**Challenge:**
Please print exactly the lines running from the one that contains "What text is on this page?" to the end of the data, with both lines included.

_ _ _ _ _ _ _

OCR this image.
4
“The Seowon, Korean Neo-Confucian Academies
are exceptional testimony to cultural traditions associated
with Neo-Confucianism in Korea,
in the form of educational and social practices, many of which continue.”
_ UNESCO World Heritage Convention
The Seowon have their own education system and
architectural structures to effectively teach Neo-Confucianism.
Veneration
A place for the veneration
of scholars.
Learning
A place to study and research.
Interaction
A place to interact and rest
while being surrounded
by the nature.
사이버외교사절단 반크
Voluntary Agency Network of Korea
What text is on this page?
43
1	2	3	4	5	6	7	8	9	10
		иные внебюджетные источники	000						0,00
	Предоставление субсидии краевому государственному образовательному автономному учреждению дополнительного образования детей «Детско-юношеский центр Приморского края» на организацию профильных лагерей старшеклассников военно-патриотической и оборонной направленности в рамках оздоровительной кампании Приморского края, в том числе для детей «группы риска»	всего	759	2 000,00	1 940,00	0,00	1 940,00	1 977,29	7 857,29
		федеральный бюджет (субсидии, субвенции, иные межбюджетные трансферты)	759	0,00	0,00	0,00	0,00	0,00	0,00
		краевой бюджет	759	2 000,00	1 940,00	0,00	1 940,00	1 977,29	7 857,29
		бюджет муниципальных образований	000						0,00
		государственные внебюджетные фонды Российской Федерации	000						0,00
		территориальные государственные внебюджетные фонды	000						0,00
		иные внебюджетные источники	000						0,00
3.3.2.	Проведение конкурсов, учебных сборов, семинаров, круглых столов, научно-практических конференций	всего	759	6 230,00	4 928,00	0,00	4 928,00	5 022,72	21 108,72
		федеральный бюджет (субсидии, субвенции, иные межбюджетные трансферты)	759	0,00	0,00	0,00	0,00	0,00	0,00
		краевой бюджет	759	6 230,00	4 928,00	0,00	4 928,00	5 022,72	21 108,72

_ _ _ _ _ _ _

**Answer for this exercise:**
What text is on this page?
43
1	2	3	4	5	6	7	8	9	10
		иные внебюджетные источники	000						0,00
	Предоставление субсидии краевому государственному образовательному автономному учреждению дополнительного образования детей «Детско-юношеский центр Приморского края» на организацию профильных лагерей старшеклассников военно-патриотической и оборонной направленности в рамках оздоровительной кампании Приморского края, в том числе для детей «группы риска»	всего	759	2 000,00	1 940,00	0,00	1 940,00	1 977,29	7 857,29
		федеральный бюджет (субсидии, субвенции, иные межбюджетные трансферты)	759	0,00	0,00	0,00	0,00	0,00	0,00
		краевой бюджет	759	2 000,00	1 940,00	0,00	1 940,00	1 977,29	7 857,29
		бюджет муниципальных образований	000						0,00
		государственные внебюджетные фонды Российской Федерации	000						0,00
		территориальные государственные внебюджетные фонды	000						0,00
		иные внебюджетные источники	000						0,00
3.3.2.	Проведение конкурсов, учебных сборов, семинаров, круглых столов, научно-практических конференций	всего	759	6 230,00	4 928,00	0,00	4 928,00	5 022,72	21 108,72
		федеральный бюджет (субсидии, субвенции, иные межбюджетные трансферты)	759	0,00	0,00	0,00	0,00	0,00	0,00
		краевой бюджет	759	6 230,00	4 928,00	0,00	4 928,00	5 022,72	21 108,72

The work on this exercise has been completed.